Objective |
Render the material from the line containing "Patent image size: (414, 354)." through the line containing "The resin 22 is at (232, 137).", inclusive, as a numbered list, skipping blank lines.

** BEGIN Material for this task **

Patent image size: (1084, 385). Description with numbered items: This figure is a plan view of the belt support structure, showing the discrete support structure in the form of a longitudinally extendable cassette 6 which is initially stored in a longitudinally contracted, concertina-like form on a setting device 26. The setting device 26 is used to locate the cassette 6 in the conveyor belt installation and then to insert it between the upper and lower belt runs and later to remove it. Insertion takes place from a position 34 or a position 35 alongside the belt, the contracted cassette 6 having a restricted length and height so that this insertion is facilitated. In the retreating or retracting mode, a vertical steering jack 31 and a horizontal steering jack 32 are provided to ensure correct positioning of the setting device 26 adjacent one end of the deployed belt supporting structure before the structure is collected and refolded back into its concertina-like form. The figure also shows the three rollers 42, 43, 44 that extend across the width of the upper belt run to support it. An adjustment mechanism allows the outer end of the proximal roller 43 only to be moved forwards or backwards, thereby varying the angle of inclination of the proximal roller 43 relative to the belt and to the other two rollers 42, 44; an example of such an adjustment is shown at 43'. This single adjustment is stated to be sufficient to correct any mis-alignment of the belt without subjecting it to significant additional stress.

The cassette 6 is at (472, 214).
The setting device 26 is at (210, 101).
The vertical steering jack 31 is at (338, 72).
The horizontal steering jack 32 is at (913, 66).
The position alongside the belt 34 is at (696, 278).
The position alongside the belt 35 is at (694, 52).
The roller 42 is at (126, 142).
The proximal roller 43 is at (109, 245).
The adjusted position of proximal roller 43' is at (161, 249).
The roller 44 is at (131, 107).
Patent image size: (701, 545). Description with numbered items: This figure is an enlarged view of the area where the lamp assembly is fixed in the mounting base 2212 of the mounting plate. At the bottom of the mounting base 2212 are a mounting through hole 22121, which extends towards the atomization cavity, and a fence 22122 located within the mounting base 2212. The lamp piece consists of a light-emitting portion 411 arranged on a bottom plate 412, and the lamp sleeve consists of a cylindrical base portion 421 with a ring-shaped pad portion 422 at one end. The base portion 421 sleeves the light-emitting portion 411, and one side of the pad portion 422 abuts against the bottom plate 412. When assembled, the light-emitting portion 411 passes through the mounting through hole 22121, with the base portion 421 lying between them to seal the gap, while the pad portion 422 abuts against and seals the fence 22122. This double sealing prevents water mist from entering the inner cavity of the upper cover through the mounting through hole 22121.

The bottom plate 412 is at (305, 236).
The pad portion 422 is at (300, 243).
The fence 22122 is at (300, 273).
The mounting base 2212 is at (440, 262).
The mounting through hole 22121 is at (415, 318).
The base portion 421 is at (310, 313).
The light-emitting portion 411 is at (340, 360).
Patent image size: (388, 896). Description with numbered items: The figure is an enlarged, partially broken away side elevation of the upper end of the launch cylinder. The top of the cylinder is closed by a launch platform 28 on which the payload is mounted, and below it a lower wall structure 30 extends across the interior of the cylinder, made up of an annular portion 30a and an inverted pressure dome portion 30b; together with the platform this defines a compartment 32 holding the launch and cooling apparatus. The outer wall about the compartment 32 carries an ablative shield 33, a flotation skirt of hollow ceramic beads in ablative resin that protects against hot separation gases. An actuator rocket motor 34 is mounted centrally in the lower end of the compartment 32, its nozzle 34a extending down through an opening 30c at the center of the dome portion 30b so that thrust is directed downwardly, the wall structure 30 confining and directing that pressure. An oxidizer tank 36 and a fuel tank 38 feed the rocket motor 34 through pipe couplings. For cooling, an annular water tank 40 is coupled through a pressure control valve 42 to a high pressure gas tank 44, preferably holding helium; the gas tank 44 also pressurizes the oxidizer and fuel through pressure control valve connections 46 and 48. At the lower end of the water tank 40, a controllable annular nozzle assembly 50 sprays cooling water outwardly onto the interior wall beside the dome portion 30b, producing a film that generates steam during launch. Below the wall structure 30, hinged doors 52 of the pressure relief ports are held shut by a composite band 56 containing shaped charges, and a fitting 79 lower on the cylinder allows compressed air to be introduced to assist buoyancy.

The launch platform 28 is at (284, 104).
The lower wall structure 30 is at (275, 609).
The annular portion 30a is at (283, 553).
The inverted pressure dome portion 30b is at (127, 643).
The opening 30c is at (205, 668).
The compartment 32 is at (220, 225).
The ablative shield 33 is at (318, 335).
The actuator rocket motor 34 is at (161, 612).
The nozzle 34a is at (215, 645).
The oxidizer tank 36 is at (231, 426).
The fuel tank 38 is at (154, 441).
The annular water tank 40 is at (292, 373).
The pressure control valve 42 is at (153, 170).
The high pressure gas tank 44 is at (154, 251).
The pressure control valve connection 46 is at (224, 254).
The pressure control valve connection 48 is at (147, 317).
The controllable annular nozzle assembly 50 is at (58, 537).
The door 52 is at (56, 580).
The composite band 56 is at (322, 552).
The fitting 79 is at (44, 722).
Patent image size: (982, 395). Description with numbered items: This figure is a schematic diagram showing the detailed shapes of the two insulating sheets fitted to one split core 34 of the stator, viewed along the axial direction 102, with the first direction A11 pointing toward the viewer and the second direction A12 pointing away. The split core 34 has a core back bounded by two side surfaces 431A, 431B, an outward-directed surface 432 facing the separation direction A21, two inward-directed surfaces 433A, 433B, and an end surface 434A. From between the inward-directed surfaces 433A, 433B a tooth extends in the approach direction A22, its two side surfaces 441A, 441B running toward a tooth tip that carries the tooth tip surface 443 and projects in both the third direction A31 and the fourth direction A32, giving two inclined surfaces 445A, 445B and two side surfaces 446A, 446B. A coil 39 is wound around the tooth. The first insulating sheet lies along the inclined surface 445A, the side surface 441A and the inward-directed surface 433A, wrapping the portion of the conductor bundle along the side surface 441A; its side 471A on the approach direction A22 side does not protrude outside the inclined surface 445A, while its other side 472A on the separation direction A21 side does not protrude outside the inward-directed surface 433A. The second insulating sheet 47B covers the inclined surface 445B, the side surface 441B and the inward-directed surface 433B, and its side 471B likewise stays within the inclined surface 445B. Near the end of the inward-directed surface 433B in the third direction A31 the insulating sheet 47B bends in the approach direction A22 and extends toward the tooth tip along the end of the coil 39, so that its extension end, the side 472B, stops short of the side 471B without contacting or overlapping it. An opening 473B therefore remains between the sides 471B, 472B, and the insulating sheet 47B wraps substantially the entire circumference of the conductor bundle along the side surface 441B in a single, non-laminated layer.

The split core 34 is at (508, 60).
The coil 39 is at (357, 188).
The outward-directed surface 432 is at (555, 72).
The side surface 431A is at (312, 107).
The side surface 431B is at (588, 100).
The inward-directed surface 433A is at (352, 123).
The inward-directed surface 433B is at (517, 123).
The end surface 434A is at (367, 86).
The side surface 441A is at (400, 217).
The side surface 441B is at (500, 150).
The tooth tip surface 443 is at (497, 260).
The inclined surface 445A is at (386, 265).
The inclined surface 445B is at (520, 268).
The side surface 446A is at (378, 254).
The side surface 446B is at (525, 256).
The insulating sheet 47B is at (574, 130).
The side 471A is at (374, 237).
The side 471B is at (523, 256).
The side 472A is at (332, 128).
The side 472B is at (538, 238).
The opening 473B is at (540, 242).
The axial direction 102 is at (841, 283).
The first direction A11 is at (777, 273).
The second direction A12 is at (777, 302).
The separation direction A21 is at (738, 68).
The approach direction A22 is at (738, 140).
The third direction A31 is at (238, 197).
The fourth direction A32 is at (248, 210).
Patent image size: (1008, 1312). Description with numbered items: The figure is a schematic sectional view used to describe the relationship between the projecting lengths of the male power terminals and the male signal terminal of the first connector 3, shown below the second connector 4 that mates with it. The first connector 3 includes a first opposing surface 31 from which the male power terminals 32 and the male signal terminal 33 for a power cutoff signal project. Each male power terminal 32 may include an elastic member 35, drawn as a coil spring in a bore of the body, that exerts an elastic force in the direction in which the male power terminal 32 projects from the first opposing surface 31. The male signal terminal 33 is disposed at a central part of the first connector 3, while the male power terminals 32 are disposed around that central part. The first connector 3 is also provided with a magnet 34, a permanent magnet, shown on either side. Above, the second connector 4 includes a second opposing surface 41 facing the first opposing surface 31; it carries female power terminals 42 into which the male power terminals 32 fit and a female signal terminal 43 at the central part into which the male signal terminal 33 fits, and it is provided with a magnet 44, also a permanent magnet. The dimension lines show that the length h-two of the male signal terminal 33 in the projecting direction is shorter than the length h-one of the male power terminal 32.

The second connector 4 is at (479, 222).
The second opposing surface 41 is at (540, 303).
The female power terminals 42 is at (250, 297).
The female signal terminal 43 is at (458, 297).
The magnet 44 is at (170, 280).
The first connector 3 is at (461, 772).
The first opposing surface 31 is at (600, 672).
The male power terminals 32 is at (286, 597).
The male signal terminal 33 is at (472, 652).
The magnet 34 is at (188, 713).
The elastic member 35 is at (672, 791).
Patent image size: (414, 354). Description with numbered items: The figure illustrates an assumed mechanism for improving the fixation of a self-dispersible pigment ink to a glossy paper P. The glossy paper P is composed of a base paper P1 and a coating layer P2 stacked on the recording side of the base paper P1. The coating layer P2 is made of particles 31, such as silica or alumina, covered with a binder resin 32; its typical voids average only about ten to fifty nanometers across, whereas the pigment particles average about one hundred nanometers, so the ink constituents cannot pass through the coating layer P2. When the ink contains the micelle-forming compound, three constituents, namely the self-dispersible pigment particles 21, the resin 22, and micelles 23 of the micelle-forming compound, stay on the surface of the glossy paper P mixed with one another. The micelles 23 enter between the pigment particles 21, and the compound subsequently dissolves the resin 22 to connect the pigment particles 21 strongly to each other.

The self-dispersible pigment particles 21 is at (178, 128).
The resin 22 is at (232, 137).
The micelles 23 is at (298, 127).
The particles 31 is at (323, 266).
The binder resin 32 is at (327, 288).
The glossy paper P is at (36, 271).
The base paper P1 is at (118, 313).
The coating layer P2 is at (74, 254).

** END Material for this task **

Answer to the task |
1. Patent image size: (414, 354). Description with numbered items: The figure illustrates an assumed mechanism for improving the fixation of a self-dispersible pigment ink to a glossy paper P. The glossy paper P is composed of a base paper P1 and a coating layer P2 stacked on the recording side of the base paper P1. The coating layer P2 is made of particles 31, such as silica or alumina, covered with a binder resin 32; its typical voids average only about ten to fifty nanometers across, whereas the pigment particles average about one hundred nanometers, so the ink constituents cannot pass through the coating layer P2. When the ink contains the micelle-forming compound, three constituents, namely the self-dispersible pigment particles 21, the resin 22, and micelles 23 of the micelle-forming compound, stay on the surface of the glossy paper P mixed with one another. The micelles 23 enter between the pigment particles 21, and the compound subsequently dissolves the resin 22 to connect the pigment particles 21 strongly to each other.
2. The self-dispersible pigment particles 21 is at (178, 128).
3. The resin 22 is at (232, 137).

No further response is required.